## Passage given
# Why do I feel so guilty?



## Baseballmom6 (Aug 15, 2012)

My boyfriend and I have been living together for almost 2 years. We have a joint checking account, we have talked about the future together, etc. 

However, I broke up with his this morning mostly because he refuses to say "I love you". He has said it to me twice in 2 years although I have repeatedly told him how important it is to hear those 3 words. His response is he shows me by his actions that he loves me so he should'nt have to say it. I've told him many times that words are my love language and I need to be reassured by words that he loves me.

This is what I told him this morning:

"The only conclusion I can come to is that you don't want to say I love you is because you don't. Like I said Do I think you love me "Yes" like you love your family perhaps. Do I think you are "in love with me" No! Otherwise it wouldn't be an issue for you. 

The sad thing is your just a great person and we get along so good for the most part but I have this resentment now that I don't know what to do with.

## What you should do
Continue the forum post above about the breakup over hearing "I love you," starting right after its final sentence.

## Recorded data
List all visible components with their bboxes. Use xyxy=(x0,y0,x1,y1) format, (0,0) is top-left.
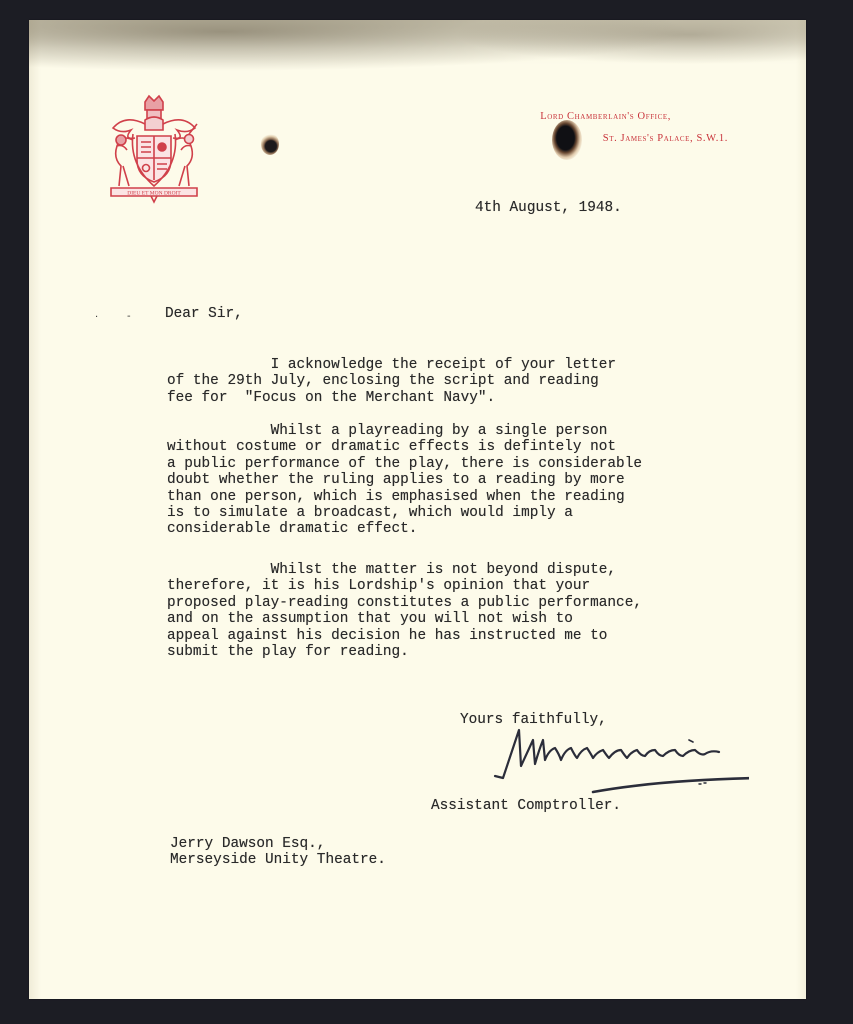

## Result of the task
Like you said I shouldn't force you to say something you don't want to say but it's a deal breaker for me. 

Do I want you to say those words to me now "No, not at all" because you wouldn't mean them. 

Are you good to me Yes but like I said emotionally I need more and since your not willing to bend then I think we should go our separate ways. I don't want to feel guilty for wasting you time when nothings going to change. I'm sorry but I need more than your willing to give. 

Yes, your feelings do matter so I don't want you to say anything your not willing to say with your heart."

So why am I feeling so guilty for breaking up with him? It's obvious our relationship wasn't important enough to him to meet my simple need for reassurance of those 3 words.

It's just so sad.


----------



## EleGirl (Dec 3, 2011)

Maybe you are really not sure that this is reason enough to end the relationship?

How long after you met him did you move in with him?

What other things about him do you have a problem with?

How old are the two of you?

You have children, right? Is he the father? How old are the children?


----------



## Baseballmom6 (Aug 15, 2012)

EleGirl:

I am 53, he is 67. No children together. I have 2 adult children, he has 1. 

We moved in together 3-4 months after DD with my ExH of 28 years. However we lived together for over 2 years 30 years ago and he left because I wanted to get married and have children and he didn't since he had just divorced 2 years earlier. It was a timing thing. We stayed friends although I never really saw him. He never did get remarried.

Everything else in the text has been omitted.